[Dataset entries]
════
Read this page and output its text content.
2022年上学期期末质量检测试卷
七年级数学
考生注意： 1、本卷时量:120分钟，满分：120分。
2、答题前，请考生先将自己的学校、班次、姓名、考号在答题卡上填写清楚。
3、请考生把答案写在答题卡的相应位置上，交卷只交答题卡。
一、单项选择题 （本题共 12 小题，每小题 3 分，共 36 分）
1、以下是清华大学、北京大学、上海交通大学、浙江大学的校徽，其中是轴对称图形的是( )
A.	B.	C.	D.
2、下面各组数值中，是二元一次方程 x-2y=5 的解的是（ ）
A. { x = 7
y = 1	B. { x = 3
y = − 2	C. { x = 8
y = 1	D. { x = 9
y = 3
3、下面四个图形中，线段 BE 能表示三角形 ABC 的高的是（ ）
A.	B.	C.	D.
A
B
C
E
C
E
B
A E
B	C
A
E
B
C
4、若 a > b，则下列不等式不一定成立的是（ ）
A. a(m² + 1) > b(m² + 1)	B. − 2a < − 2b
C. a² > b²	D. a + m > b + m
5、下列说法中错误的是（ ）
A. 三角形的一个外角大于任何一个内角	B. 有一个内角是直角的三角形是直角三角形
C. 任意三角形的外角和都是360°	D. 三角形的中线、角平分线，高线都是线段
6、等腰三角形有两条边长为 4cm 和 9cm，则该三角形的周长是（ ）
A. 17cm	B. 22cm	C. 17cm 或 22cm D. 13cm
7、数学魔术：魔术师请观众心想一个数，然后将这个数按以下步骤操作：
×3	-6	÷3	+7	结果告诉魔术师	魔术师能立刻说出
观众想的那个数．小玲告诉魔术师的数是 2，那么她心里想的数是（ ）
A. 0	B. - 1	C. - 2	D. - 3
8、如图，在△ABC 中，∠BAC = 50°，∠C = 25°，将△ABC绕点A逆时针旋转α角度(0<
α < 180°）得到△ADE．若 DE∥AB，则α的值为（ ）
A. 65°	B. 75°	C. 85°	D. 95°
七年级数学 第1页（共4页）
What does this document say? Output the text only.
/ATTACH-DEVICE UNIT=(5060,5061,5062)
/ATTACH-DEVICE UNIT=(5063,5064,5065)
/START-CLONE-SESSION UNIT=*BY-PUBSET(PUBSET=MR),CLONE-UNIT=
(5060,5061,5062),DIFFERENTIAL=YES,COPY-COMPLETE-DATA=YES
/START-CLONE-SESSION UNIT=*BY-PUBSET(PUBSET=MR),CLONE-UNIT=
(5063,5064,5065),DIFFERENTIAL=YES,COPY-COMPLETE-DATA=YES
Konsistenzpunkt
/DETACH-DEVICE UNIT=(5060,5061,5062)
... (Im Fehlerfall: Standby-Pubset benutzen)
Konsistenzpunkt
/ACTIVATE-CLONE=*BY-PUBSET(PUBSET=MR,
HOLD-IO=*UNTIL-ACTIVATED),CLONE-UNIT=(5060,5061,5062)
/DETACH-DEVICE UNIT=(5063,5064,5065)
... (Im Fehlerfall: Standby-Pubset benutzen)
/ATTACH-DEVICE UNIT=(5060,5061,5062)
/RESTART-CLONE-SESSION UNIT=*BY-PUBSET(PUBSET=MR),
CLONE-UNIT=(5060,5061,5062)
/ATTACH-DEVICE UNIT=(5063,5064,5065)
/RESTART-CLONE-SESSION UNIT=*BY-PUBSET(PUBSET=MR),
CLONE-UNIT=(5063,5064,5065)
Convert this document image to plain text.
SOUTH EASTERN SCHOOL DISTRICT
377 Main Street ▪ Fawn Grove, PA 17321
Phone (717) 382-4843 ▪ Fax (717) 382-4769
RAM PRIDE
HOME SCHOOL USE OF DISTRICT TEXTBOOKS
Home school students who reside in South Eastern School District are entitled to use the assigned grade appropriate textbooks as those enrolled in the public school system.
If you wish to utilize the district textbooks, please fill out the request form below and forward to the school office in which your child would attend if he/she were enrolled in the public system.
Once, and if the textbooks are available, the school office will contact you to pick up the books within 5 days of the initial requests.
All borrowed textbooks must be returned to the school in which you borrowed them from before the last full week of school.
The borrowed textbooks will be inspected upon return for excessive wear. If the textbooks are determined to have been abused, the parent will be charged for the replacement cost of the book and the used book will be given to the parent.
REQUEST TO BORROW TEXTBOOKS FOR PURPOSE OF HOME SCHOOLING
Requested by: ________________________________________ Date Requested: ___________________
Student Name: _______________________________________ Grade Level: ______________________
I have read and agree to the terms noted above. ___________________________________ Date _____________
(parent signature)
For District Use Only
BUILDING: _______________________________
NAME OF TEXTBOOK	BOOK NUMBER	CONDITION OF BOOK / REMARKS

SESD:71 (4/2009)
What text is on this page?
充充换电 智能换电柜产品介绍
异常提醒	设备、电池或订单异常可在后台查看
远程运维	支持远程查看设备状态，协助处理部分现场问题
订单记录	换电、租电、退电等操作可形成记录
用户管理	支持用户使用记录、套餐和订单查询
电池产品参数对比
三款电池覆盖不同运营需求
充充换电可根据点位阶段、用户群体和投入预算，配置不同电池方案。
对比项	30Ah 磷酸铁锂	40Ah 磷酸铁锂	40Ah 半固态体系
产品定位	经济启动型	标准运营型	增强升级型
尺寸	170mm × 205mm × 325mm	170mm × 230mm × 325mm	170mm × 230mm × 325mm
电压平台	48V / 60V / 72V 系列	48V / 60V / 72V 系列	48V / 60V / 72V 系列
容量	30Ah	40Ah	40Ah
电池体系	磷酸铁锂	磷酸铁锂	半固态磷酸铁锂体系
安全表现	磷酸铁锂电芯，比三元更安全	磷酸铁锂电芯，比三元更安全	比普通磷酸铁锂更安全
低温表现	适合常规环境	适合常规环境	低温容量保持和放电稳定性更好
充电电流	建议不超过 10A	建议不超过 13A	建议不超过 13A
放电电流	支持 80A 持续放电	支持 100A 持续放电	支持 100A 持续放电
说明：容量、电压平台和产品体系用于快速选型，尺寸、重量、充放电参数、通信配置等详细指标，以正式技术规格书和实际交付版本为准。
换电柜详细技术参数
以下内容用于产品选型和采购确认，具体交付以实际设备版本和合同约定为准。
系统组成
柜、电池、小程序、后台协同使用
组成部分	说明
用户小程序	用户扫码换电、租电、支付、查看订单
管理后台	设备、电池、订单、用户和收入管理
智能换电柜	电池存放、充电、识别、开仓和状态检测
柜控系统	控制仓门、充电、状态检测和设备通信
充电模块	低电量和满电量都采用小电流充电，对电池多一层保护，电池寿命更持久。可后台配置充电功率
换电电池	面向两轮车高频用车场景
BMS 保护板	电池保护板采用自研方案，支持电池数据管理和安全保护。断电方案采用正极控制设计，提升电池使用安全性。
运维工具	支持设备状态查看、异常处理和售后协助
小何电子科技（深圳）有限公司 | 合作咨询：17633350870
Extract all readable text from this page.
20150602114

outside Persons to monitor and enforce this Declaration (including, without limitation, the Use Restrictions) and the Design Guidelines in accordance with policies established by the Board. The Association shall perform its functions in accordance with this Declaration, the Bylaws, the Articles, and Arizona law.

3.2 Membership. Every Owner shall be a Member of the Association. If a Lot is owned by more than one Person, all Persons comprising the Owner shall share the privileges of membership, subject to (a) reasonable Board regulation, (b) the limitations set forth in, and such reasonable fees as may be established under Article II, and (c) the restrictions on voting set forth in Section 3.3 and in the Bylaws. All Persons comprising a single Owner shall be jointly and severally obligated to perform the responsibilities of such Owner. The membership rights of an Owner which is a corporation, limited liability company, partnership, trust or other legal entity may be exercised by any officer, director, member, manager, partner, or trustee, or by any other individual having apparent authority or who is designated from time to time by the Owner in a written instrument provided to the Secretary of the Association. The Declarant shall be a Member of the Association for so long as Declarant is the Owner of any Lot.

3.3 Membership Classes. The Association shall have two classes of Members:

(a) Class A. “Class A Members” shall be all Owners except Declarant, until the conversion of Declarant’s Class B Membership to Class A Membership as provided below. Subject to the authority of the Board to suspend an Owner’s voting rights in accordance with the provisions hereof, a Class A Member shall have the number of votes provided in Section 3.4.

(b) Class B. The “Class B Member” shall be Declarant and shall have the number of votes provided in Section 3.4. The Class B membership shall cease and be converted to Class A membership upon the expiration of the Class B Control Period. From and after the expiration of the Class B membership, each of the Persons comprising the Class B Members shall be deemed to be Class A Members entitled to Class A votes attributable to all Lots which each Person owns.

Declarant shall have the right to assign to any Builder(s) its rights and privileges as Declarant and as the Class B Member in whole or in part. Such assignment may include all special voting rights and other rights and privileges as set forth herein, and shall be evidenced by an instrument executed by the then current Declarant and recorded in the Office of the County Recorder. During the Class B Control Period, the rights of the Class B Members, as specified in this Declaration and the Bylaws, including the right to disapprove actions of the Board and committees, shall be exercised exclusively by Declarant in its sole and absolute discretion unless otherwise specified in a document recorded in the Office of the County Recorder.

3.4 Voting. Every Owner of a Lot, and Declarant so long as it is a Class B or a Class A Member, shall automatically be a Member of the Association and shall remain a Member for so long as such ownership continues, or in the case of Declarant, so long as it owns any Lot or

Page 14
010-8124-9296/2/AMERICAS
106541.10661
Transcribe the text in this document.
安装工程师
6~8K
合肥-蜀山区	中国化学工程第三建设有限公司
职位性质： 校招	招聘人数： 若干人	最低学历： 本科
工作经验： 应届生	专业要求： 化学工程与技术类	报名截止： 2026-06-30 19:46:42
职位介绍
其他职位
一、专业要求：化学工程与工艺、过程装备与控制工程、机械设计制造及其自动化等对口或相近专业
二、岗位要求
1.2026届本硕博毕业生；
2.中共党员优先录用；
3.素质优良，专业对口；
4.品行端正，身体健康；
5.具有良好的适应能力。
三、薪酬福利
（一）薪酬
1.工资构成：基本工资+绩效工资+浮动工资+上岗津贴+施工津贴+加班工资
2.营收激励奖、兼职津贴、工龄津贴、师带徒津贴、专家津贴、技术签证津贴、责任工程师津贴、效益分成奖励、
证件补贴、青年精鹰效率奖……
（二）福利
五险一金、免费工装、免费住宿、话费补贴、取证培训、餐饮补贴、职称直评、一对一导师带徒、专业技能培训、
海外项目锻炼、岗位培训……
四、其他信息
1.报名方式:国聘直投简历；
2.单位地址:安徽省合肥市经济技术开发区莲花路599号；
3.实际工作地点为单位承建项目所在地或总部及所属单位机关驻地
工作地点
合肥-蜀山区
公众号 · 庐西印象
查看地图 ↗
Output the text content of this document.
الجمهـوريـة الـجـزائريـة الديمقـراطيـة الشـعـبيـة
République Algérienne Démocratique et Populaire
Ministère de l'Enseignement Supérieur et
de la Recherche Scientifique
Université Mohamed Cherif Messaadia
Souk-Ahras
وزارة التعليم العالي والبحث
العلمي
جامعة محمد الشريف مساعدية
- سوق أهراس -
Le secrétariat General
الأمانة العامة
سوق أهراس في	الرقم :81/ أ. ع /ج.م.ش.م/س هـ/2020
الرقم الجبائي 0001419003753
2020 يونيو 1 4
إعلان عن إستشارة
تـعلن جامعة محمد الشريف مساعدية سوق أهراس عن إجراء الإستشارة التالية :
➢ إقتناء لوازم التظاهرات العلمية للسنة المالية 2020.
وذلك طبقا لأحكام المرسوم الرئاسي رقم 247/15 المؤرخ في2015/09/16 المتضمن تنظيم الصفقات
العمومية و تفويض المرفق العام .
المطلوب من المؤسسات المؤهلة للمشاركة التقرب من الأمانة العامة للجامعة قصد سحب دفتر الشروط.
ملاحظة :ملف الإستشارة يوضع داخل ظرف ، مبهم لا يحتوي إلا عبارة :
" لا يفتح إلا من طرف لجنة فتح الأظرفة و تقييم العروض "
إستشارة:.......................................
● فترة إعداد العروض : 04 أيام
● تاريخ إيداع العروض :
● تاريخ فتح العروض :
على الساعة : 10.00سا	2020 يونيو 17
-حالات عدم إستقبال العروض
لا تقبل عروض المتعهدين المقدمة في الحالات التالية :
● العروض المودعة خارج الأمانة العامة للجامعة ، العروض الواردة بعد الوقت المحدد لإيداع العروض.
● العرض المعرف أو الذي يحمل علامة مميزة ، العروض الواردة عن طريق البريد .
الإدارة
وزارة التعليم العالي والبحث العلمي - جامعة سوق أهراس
════
▶ [TASK PROMPT]: Reproduce exactly the lines from the one with "Output the text content of this document." through the end of the entries above, both ends included.

▶ [RESULT]:
Output the text content of this document.
الجمهـوريـة الـجـزائريـة الديمقـراطيـة الشـعـبيـة
République Algérienne Démocratique et Populaire
Ministère de l'Enseignement Supérieur et
de la Recherche Scientifique
Université Mohamed Cherif Messaadia
Souk-Ahras
وزارة التعليم العالي والبحث
العلمي
جامعة محمد الشريف مساعدية
- سوق أهراس -
Le secrétariat General
الأمانة العامة
سوق أهراس في	الرقم :81/ أ. ع /ج.م.ش.م/س هـ/2020
الرقم الجبائي 0001419003753
2020 يونيو 1 4
إعلان عن إستشارة
تـعلن جامعة محمد الشريف مساعدية سوق أهراس عن إجراء الإستشارة التالية :
➢ إقتناء لوازم التظاهرات العلمية للسنة المالية 2020.
وذلك طبقا لأحكام المرسوم الرئاسي رقم 247/15 المؤرخ في2015/09/16 المتضمن تنظيم الصفقات
العمومية و تفويض المرفق العام .
المطلوب من المؤسسات المؤهلة للمشاركة التقرب من الأمانة العامة للجامعة قصد سحب دفتر الشروط.
ملاحظة :ملف الإستشارة يوضع داخل ظرف ، مبهم لا يحتوي إلا عبارة :
" لا يفتح إلا من طرف لجنة فتح الأظرفة و تقييم العروض "
إستشارة:.......................................
● فترة إعداد العروض : 04 أيام
● تاريخ إيداع العروض :
● تاريخ فتح العروض :
على الساعة : 10.00سا	2020 يونيو 17
-حالات عدم إستقبال العروض
لا تقبل عروض المتعهدين المقدمة في الحالات التالية :
● العروض المودعة خارج الأمانة العامة للجامعة ، العروض الواردة بعد الوقت المحدد لإيداع العروض.
● العرض المعرف أو الذي يحمل علامة مميزة ، العروض الواردة عن طريق البريد .
الإدارة
وزارة التعليم العالي والبحث العلمي - جامعة سوق أهراس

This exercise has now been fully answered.